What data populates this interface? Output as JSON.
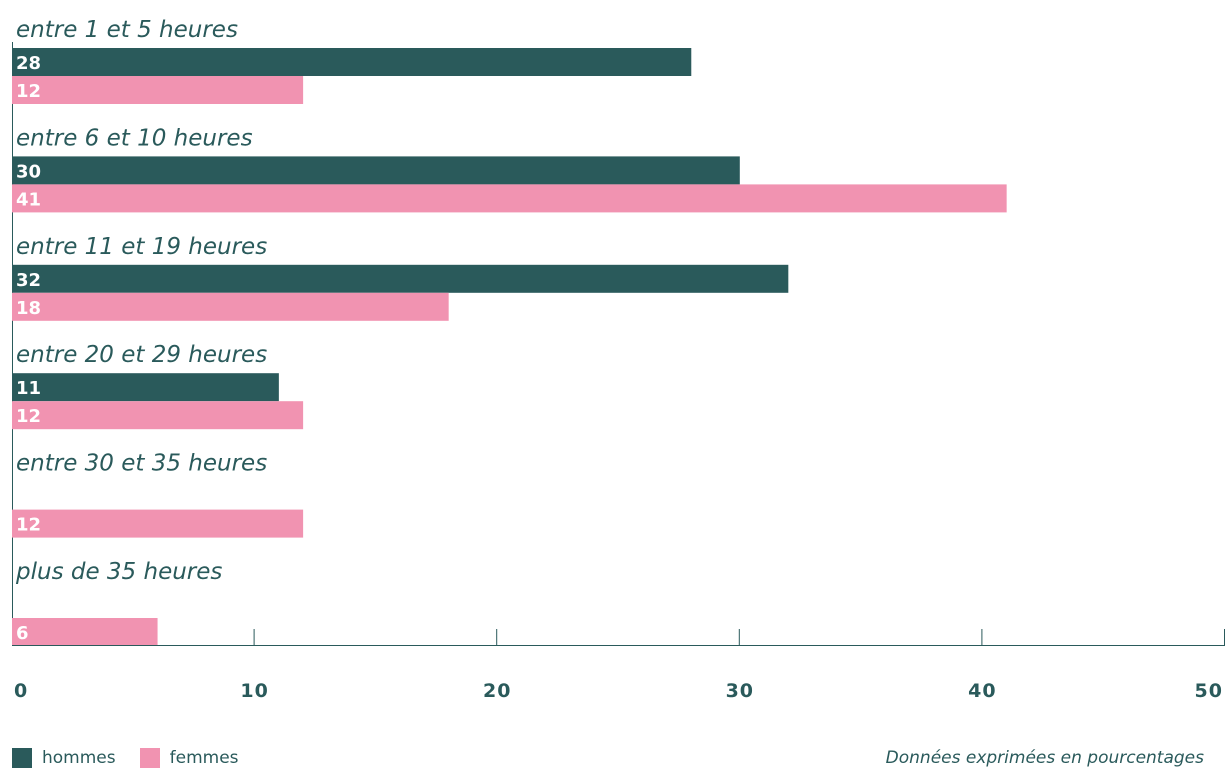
{
  "chart_data": {
    "type": "bar",
    "orientation": "horizontal",
    "categories": [
      "entre 1 et 5 heures",
      "entre 6 et 10 heures",
      "entre 11 et 19 heures",
      "entre 20 et 29 heures",
      "entre 30 et 35 heures",
      "plus de 35 heures"
    ],
    "series": [
      {
        "name": "hommes",
        "color": "#2a5a5b",
        "values": [
          28,
          30,
          32,
          11,
          null,
          null
        ]
      },
      {
        "name": "femmes",
        "color": "#f193b1",
        "values": [
          12,
          41,
          18,
          12,
          12,
          6
        ]
      }
    ],
    "xlim": [
      0,
      50
    ],
    "xticks": [
      0,
      10,
      20,
      30,
      40,
      50
    ],
    "legend_position": "bottom-left"
  },
  "legend": {
    "hommes": "hommes",
    "femmes": "femmes"
  },
  "note": "Données exprimées en pourcentages"
}
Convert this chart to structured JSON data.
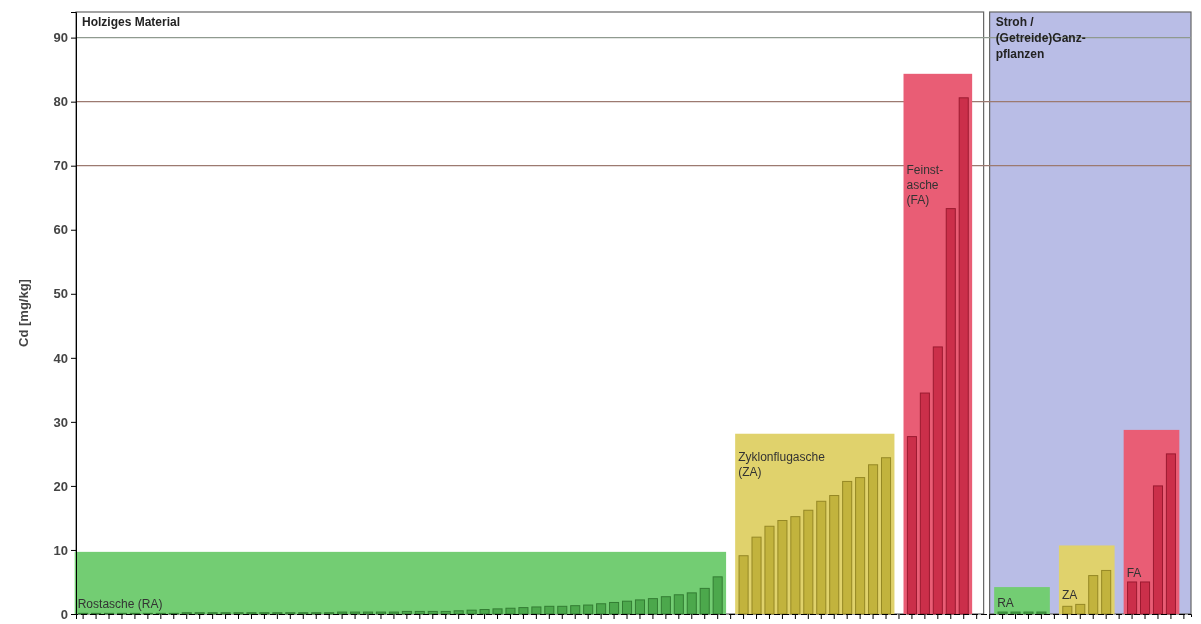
{
  "chart_data": {
    "type": "bar",
    "ylabel": "Cd [mg/kg]",
    "ylim": [
      0,
      94
    ],
    "yticks": [
      0,
      10,
      20,
      30,
      40,
      50,
      60,
      70,
      80,
      90
    ],
    "categories": [
      null,
      null,
      null,
      null,
      null,
      null,
      null,
      null,
      null,
      null,
      null,
      null,
      null,
      null,
      null,
      null,
      null,
      null,
      null,
      null,
      null,
      null,
      null,
      null,
      null,
      null,
      null,
      null,
      null,
      null,
      null,
      null,
      null,
      null,
      null,
      null,
      null,
      null,
      null,
      null,
      null,
      null,
      null,
      null,
      null,
      null,
      null,
      null,
      null,
      null,
      null,
      null,
      null,
      null,
      null,
      null,
      null,
      null,
      null,
      null,
      null,
      null,
      null,
      null,
      null,
      null,
      null,
      null,
      null,
      null,
      null,
      null,
      null,
      null,
      null,
      null,
      null,
      null,
      null,
      null,
      null,
      null,
      null,
      null,
      null,
      null
    ],
    "series": [
      {
        "name": "Rostasche (RA)",
        "color": "#3f9b3f",
        "values": [
          0.1,
          0.1,
          0.1,
          0.1,
          0.1,
          0.1,
          0.1,
          0.1,
          0.2,
          0.2,
          0.2,
          0.2,
          0.2,
          0.2,
          0.2,
          0.2,
          0.2,
          0.2,
          0.2,
          0.2,
          0.3,
          0.3,
          0.3,
          0.3,
          0.3,
          0.4,
          0.4,
          0.4,
          0.4,
          0.5,
          0.6,
          0.7,
          0.8,
          0.9,
          1.0,
          1.1,
          1.2,
          1.2,
          1.3,
          1.4,
          1.6,
          1.8,
          2.0,
          2.2,
          2.4,
          2.7,
          3.0,
          3.3,
          4.0,
          5.8,
          null,
          null,
          null,
          null,
          null,
          null,
          null,
          null,
          null,
          null,
          null,
          null,
          null,
          null,
          null,
          null,
          null,
          null,
          null,
          null,
          null,
          null,
          null,
          null,
          null,
          null,
          null,
          null,
          null,
          null,
          null,
          null,
          null,
          null,
          null,
          null
        ]
      },
      {
        "name": "Zyklonflugasche (ZA)",
        "color": "#b8a82e",
        "values": [
          null,
          null,
          null,
          null,
          null,
          null,
          null,
          null,
          null,
          null,
          null,
          null,
          null,
          null,
          null,
          null,
          null,
          null,
          null,
          null,
          null,
          null,
          null,
          null,
          null,
          null,
          null,
          null,
          null,
          null,
          null,
          null,
          null,
          null,
          null,
          null,
          null,
          null,
          null,
          null,
          null,
          null,
          null,
          null,
          null,
          null,
          null,
          null,
          null,
          null,
          null,
          9.1,
          12.0,
          13.7,
          14.6,
          15.2,
          16.2,
          17.6,
          18.5,
          20.7,
          21.3,
          23.3,
          24.4,
          null,
          null,
          null,
          null,
          null,
          null,
          null,
          null,
          null,
          null,
          null,
          null,
          null,
          null,
          null,
          null,
          null,
          null,
          null,
          null,
          null,
          null,
          null
        ]
      },
      {
        "name": "Feinst-asche (FA)",
        "color": "#c0203c",
        "values": [
          null,
          null,
          null,
          null,
          null,
          null,
          null,
          null,
          null,
          null,
          null,
          null,
          null,
          null,
          null,
          null,
          null,
          null,
          null,
          null,
          null,
          null,
          null,
          null,
          null,
          null,
          null,
          null,
          null,
          null,
          null,
          null,
          null,
          null,
          null,
          null,
          null,
          null,
          null,
          null,
          null,
          null,
          null,
          null,
          null,
          null,
          null,
          null,
          null,
          null,
          null,
          null,
          null,
          null,
          null,
          null,
          null,
          null,
          null,
          null,
          null,
          null,
          null,
          null,
          27.7,
          34.5,
          41.7,
          63.3,
          80.6,
          null,
          null,
          null,
          null,
          null,
          null,
          null,
          null,
          null,
          null,
          null,
          null,
          null,
          null,
          null,
          null,
          null
        ]
      },
      {
        "name": "RA",
        "color": "#3f9b3f",
        "values": [
          null,
          null,
          null,
          null,
          null,
          null,
          null,
          null,
          null,
          null,
          null,
          null,
          null,
          null,
          null,
          null,
          null,
          null,
          null,
          null,
          null,
          null,
          null,
          null,
          null,
          null,
          null,
          null,
          null,
          null,
          null,
          null,
          null,
          null,
          null,
          null,
          null,
          null,
          null,
          null,
          null,
          null,
          null,
          null,
          null,
          null,
          null,
          null,
          null,
          null,
          null,
          null,
          null,
          null,
          null,
          null,
          null,
          null,
          null,
          null,
          null,
          null,
          null,
          null,
          null,
          null,
          null,
          null,
          null,
          null,
          null,
          0.3,
          0.3,
          0.3,
          0.3,
          null,
          null,
          null,
          null,
          null,
          null,
          null,
          null,
          null,
          null,
          null
        ]
      },
      {
        "name": "ZA",
        "color": "#b8a82e",
        "values": [
          null,
          null,
          null,
          null,
          null,
          null,
          null,
          null,
          null,
          null,
          null,
          null,
          null,
          null,
          null,
          null,
          null,
          null,
          null,
          null,
          null,
          null,
          null,
          null,
          null,
          null,
          null,
          null,
          null,
          null,
          null,
          null,
          null,
          null,
          null,
          null,
          null,
          null,
          null,
          null,
          null,
          null,
          null,
          null,
          null,
          null,
          null,
          null,
          null,
          null,
          null,
          null,
          null,
          null,
          null,
          null,
          null,
          null,
          null,
          null,
          null,
          null,
          null,
          null,
          null,
          null,
          null,
          null,
          null,
          null,
          null,
          null,
          null,
          null,
          null,
          null,
          1.2,
          1.5,
          6.0,
          6.8,
          null,
          null,
          null,
          null,
          null,
          null
        ]
      },
      {
        "name": "FA",
        "color": "#c0203c",
        "values": [
          null,
          null,
          null,
          null,
          null,
          null,
          null,
          null,
          null,
          null,
          null,
          null,
          null,
          null,
          null,
          null,
          null,
          null,
          null,
          null,
          null,
          null,
          null,
          null,
          null,
          null,
          null,
          null,
          null,
          null,
          null,
          null,
          null,
          null,
          null,
          null,
          null,
          null,
          null,
          null,
          null,
          null,
          null,
          null,
          null,
          null,
          null,
          null,
          null,
          null,
          null,
          null,
          null,
          null,
          null,
          null,
          null,
          null,
          null,
          null,
          null,
          null,
          null,
          null,
          null,
          null,
          null,
          null,
          null,
          null,
          null,
          null,
          null,
          null,
          null,
          null,
          null,
          null,
          null,
          null,
          null,
          5.0,
          5.0,
          20.0,
          25.0,
          null
        ]
      }
    ],
    "ref_lines": [
      {
        "axis": "y",
        "value": 70,
        "color": "#9c7a70"
      },
      {
        "axis": "y",
        "value": 80,
        "color": "#9c7a70"
      },
      {
        "axis": "y",
        "value": 90,
        "color": "#8f9a8f"
      }
    ],
    "annotations": [
      "Holziges Material",
      "Stroh / (Getreide)Ganz-pflanzen"
    ]
  }
}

#### Do this:
Answer with one number: how many lines of the entries above include the word "heures".

#### Task solution:
6